**WRITTEN REQUEST**
Copy each line of the records that holds the string "斗争中与全体党员干部和群众一道联防联控".

**SOURCE RECORDS**
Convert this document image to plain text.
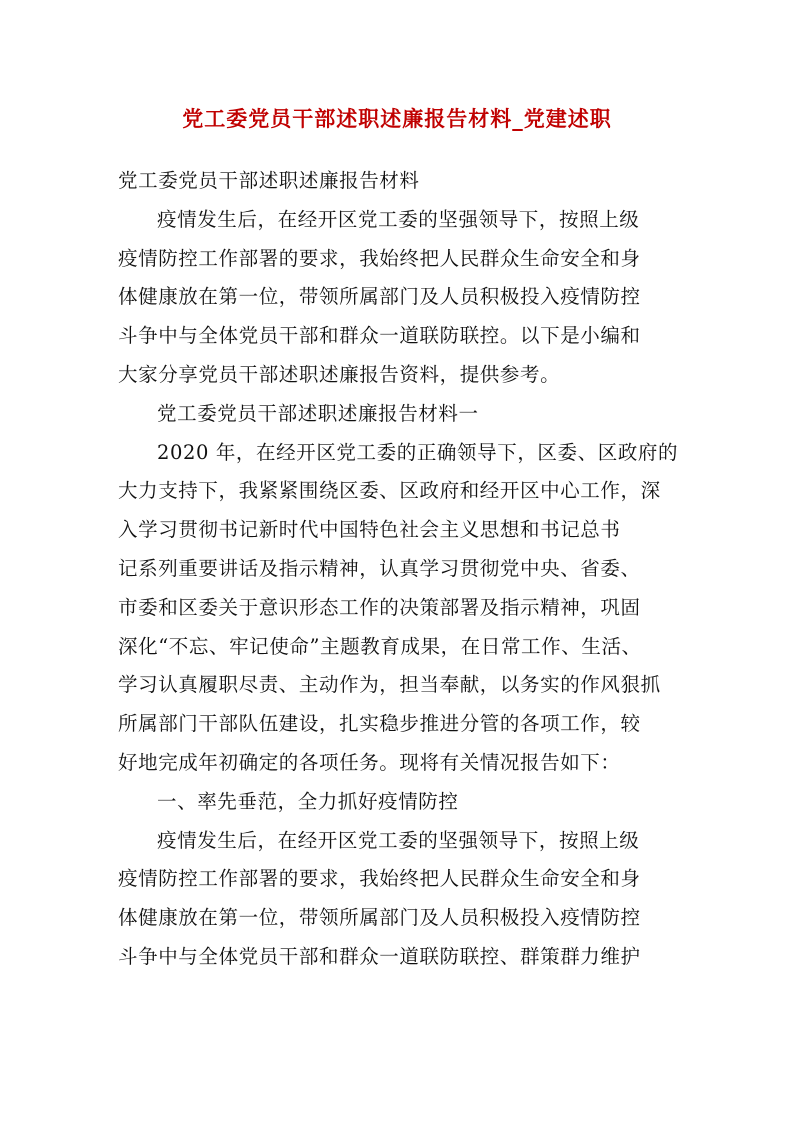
党工委党员干部述职述廉报告材料_党建述职
党工委党员干部述职述廉报告材料
疫情发生后，在经开区党工委的坚强领导下，按照上级
疫情防控工作部署的要求，我始终把人民群众生命安全和身
体健康放在第一位，带领所属部门及人员积极投入疫情防控
斗争中与全体党员干部和群众一道联防联控。以下是小编和
大家分享党员干部述职述廉报告资料，提供参考。
党工委党员干部述职述廉报告材料一
2020 年，在经开区党工委的正确领导下，区委、区政府的
大力支持下，我紧紧围绕区委、区政府和经开区中心工作，深
入学习贯彻书记新时代中国特色社会主义思想和书记总书
记系列重要讲话及指示精神，认真学习贯彻党中央、省委、
市委和区委关于意识形态工作的决策部署及指示精神，巩固
深化“不忘、牢记使命”主题教育成果，在日常工作、生活、
学习认真履职尽责、主动作为，担当奉献，以务实的作风狠抓
所属部门干部队伍建设，扎实稳步推进分管的各项工作，较
好地完成年初确定的各项任务。现将有关情况报告如下：
一、率先垂范，全力抓好疫情防控
疫情发生后，在经开区党工委的坚强领导下，按照上级
疫情防控工作部署的要求，我始终把人民群众生命安全和身
体健康放在第一位，带领所属部门及人员积极投入疫情防控
斗争中与全体党员干部和群众一道联防联控、群策群力维护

**EXERCISE OUTPUT**
斗争中与全体党员干部和群众一道联防联控。以下是小编和
斗争中与全体党员干部和群众一道联防联控、群策群力维护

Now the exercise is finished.